## Task prompt
Transcribe the material word for word, but without the images.

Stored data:
--------

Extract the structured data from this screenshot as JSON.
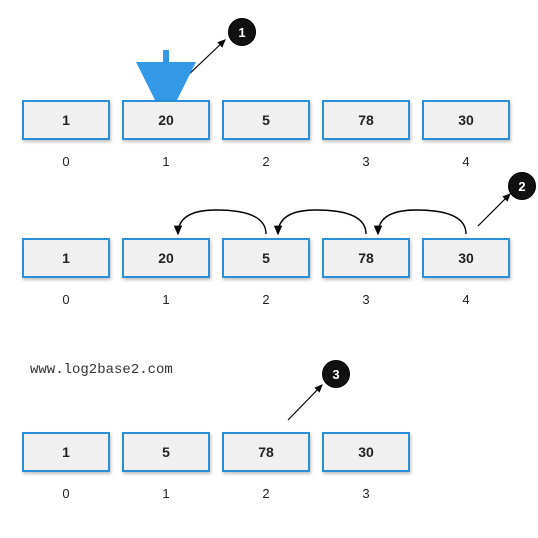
{
  "step1": {
    "badge": "1",
    "array": [
      "1",
      "20",
      "5",
      "78",
      "30"
    ],
    "indices": [
      "0",
      "1",
      "2",
      "3",
      "4"
    ]
  },
  "step2": {
    "badge": "2",
    "array": [
      "1",
      "20",
      "5",
      "78",
      "30"
    ],
    "indices": [
      "0",
      "1",
      "2",
      "3",
      "4"
    ]
  },
  "step3": {
    "badge": "3",
    "array": [
      "1",
      "5",
      "78",
      "30"
    ],
    "indices": [
      "0",
      "1",
      "2",
      "3"
    ]
  },
  "watermark": "www.log2base2.com",
  "colors": {
    "border": "#2b8fd8",
    "arrow": "#3399e6",
    "badge": "#111"
  }
}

--------

## Answer to the exercise
Extract the structured data from this screenshot as JSON.
{
  "step1": {
    "badge": "1",
    "array": [
      "1",
      "20",
      "5",
      "78",
      "30"
    ],
    "indices": [
      "0",
      "1",
      "2",
      "3",
      "4"
    ]
  },
  "step2": {
    "badge": "2",
    "array": [
      "1",
      "20",
      "5",
      "78",
      "30"
    ],
    "indices": [
      "0",
      "1",
      "2",
      "3",
      "4"
    ]
  },
  "step3": {
    "badge": "3",
    "array": [
      "1",
      "5",
      "78",
      "30"
    ],
    "indices": [
      "0",
      "1",
      "2",
      "3"
    ]
  },
  "watermark": "www.log2base2.com",
  "colors": {
    "border": "#2b8fd8",
    "arrow": "#3399e6",
    "badge": "#111"
  }
}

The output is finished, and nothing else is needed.